Document section:
An opinion article written by Conservatives of the Upstate member Steve Haynie.
Pay attention! South Carolina WILL get a "thought crimes" law if we don't tell our SC legislators we don't need or want this. In order to prove you committed a hate crime, the courts would have to prove beyond a reasonable doubt what the violent person was thinking before they acted. That's why I prefer to call it the "thought crimes" law.
We need to read this legislation carefully and keep up with the status of this legislation titled,
" Clementa C. Pinckney Hate Crimes Act" at this link:
In the last legislative session, a similar bill was introduced in the House, but didn't pass
through the Senate before the end of the legislative session.
Last year, (2021-2022 session) there were 10 Republicans who co-sponsored the bill with 33 Democrats.
When it came time to vote for the bill 41 Republicans joined 38 Democrats to pass the bill on its second reading (when a bill really passes).

Dataset extract:

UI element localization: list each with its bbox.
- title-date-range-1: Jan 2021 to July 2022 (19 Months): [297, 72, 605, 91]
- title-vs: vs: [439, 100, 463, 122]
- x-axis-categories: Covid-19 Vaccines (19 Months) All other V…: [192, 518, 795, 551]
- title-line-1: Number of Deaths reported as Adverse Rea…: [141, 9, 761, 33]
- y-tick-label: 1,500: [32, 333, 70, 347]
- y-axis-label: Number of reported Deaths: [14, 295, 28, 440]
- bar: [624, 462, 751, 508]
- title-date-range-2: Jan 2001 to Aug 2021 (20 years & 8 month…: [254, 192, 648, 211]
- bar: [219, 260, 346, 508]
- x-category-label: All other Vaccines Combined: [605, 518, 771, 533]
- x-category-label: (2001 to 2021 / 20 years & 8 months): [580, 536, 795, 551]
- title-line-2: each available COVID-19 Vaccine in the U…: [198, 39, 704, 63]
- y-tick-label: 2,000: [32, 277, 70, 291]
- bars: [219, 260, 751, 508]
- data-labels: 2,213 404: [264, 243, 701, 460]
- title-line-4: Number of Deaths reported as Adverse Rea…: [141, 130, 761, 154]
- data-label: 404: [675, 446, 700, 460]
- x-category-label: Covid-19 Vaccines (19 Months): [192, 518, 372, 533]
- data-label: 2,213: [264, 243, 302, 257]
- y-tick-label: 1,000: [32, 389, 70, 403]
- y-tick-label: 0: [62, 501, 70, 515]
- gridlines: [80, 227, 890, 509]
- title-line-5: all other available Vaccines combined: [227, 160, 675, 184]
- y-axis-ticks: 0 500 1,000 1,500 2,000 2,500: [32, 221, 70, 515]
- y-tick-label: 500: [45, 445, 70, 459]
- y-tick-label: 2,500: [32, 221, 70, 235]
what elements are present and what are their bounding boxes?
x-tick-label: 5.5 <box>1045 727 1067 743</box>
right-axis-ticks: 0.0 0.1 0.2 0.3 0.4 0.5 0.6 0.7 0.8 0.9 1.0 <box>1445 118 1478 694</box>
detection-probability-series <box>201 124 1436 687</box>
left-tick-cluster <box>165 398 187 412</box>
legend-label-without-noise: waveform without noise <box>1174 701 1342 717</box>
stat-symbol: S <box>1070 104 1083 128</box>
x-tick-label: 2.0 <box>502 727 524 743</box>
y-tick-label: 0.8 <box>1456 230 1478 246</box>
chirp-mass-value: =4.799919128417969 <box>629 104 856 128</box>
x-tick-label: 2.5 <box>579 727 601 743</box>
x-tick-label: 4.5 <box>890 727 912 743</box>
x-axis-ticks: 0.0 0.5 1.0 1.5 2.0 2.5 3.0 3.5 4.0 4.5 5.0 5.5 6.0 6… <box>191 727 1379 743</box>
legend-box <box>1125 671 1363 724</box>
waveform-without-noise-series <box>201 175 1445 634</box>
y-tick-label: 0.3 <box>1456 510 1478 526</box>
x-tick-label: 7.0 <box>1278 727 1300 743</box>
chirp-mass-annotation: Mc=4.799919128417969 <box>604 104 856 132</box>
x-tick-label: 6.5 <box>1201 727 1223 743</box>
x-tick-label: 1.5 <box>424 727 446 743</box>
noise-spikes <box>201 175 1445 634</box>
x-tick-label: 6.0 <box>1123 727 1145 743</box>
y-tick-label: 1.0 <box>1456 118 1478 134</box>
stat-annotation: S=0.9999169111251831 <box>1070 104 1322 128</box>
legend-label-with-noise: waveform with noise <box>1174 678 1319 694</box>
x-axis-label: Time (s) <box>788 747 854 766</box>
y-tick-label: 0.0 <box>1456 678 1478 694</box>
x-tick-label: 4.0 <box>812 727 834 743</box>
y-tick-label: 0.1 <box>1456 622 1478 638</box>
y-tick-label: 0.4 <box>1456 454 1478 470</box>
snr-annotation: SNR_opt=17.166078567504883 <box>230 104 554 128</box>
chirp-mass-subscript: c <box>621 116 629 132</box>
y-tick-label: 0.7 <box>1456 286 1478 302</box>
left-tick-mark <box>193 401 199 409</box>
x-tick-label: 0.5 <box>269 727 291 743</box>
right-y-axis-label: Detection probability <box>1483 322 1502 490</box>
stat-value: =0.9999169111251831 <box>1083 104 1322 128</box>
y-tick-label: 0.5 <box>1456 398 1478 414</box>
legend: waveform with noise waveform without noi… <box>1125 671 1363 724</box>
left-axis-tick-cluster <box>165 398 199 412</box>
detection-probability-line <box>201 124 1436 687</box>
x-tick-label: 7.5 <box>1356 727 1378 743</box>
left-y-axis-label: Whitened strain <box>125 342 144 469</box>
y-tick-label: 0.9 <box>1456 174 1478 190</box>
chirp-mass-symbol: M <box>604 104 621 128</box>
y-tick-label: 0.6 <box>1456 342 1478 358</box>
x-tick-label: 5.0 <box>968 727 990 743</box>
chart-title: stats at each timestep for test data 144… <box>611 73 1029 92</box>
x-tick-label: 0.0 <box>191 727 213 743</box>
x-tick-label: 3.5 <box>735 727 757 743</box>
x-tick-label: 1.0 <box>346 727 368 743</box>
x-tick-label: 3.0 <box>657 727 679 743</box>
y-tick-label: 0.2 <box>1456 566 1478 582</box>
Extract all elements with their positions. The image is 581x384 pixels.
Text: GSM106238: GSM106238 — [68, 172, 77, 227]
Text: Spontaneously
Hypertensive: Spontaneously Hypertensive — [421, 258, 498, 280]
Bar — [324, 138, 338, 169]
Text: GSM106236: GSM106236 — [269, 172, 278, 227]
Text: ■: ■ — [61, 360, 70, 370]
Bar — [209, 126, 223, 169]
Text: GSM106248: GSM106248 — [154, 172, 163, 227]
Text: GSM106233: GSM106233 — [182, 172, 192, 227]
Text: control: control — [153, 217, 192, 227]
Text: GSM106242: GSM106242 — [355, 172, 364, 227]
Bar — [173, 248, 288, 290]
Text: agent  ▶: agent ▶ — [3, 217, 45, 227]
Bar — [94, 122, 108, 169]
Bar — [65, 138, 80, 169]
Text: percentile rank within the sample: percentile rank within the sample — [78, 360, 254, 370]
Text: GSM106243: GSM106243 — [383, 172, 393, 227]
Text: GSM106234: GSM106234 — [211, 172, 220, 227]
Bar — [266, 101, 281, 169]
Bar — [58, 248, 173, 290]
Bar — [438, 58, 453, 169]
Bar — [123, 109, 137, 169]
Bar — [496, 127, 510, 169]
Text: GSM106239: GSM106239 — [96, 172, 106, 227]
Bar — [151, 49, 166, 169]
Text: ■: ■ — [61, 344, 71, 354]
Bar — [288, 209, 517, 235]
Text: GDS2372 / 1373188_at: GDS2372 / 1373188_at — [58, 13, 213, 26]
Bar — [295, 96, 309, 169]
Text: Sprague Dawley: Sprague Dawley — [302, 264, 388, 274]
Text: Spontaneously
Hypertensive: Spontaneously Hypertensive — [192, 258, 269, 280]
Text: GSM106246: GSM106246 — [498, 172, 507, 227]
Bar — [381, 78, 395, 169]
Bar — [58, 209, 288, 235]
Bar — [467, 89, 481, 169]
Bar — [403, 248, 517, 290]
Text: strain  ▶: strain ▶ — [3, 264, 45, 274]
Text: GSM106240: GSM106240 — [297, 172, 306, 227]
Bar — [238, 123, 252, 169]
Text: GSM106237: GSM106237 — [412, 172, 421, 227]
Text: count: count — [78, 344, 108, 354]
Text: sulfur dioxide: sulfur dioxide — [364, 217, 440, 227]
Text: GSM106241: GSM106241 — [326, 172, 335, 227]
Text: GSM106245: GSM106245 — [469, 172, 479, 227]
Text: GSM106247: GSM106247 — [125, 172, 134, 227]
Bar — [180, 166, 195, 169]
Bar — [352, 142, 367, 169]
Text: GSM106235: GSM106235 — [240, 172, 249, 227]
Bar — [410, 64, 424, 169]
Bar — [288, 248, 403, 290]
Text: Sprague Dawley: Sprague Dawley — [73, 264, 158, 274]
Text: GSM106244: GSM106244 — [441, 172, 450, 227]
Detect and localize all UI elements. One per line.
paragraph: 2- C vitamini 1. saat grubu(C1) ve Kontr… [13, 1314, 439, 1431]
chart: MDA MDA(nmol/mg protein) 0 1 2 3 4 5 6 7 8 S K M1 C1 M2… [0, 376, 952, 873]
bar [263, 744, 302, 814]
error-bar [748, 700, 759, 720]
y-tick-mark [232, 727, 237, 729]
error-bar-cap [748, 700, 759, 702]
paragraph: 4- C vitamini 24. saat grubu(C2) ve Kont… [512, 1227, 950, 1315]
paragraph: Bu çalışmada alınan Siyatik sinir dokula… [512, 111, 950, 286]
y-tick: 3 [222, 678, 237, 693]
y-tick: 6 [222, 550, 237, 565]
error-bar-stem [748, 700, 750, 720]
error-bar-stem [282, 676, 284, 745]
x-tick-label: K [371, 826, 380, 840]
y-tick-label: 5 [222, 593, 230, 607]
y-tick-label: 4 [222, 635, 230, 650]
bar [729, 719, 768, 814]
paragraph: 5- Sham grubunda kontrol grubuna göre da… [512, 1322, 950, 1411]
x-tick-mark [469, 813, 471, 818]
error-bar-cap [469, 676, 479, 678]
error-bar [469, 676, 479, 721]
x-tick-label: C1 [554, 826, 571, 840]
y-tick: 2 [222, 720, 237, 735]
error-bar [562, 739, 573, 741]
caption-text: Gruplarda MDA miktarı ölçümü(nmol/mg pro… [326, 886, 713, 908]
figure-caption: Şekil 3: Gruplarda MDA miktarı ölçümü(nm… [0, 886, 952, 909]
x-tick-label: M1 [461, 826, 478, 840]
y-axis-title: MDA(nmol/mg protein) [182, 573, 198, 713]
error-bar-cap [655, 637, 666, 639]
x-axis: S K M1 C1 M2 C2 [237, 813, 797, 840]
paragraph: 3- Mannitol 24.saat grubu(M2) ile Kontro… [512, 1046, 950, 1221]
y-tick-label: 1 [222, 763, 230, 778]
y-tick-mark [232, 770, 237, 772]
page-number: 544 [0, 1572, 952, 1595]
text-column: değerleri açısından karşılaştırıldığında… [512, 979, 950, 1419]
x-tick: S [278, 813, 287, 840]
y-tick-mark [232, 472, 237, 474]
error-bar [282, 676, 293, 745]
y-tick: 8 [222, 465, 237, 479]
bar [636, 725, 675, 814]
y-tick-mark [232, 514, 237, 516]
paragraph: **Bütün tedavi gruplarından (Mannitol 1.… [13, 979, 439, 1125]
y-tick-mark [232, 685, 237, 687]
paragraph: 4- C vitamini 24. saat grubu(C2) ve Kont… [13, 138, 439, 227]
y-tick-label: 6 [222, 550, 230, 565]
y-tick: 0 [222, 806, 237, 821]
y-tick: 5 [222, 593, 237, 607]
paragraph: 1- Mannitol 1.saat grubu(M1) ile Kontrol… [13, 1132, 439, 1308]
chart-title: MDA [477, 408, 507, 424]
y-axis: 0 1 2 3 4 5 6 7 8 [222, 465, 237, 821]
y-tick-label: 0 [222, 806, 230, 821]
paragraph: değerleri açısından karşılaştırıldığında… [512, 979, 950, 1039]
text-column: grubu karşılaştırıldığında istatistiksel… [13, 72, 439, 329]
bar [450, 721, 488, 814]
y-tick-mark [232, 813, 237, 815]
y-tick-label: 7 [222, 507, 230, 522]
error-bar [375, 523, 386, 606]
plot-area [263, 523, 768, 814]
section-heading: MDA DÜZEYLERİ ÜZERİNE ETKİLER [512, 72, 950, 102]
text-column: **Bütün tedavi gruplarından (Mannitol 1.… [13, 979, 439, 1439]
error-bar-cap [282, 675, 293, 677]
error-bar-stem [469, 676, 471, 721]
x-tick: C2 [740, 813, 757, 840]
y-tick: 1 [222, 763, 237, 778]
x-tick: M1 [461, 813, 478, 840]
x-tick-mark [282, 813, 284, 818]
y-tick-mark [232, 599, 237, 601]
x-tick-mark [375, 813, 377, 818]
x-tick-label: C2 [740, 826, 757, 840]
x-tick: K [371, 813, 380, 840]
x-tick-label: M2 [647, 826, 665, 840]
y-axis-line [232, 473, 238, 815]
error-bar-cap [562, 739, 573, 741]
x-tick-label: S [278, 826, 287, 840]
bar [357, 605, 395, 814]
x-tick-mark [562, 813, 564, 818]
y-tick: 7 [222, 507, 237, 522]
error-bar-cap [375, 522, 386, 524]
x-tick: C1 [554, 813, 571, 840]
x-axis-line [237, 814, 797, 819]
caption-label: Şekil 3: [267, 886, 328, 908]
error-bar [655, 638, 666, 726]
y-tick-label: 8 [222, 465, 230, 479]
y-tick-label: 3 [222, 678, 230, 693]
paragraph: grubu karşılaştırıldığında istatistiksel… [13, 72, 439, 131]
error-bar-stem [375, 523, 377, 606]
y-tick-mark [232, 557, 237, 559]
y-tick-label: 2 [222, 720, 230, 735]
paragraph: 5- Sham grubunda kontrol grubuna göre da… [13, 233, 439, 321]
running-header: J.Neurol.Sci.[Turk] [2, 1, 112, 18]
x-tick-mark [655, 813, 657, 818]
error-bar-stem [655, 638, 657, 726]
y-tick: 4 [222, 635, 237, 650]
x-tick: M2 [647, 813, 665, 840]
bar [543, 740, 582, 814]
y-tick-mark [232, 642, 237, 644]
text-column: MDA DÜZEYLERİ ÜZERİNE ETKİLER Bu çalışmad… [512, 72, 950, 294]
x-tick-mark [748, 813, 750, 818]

Try it: Carry on the opinion piece on South Carolina's proposed hate crimes bill, starting after its last sentence. The rows are not used in any of this work.

Output of the exercise:
There were only 43 Democrats in the SC House in the 2021-2022 session.
On third reading 29 Democrats were joined by 42 Republicans to send the bill to the Senate. Republicans were in the majority and outnumbered Democrats nearly 2 to 1 in the House at the time of the vote and only 29 Republicans voted against that bill.
Now on to this session of 2022-2023 where it has been filed again...Who were the first two Republicans to jump in as co-sponsors this time around?
The answer is, Pickens County Representatives Neal Collins and Jerry Carter.
Of the six who recently added themselves to this present session bill as co-sponsors, 5 were Republicans. Based on the past session, I believe more Republicans will be jumping on the bandwagon.
Did you or anyone you know in the Republican Party call up their Republican legislator to demand this "thought crime" bill be introduced? Do our Republican House actually think that this legislation is what Republican voters are concerned with?
Will this new "thought crimes" law be applied with “equity” and "inclusion" in prosecution and conviction for those crimes, or will we see the law applied unjustly based on skin color of the victim?
Ask yourself this question, if the arrest and conviction rate under the "thought crime" law requires not applying it to certain skin color perpetrators in order to make the numbers less noticeable for certain ethnic groups. Does that not mean enforcement is arbitrary rather than principled? Should we have laws on the books that can be disregarded for appearances sake?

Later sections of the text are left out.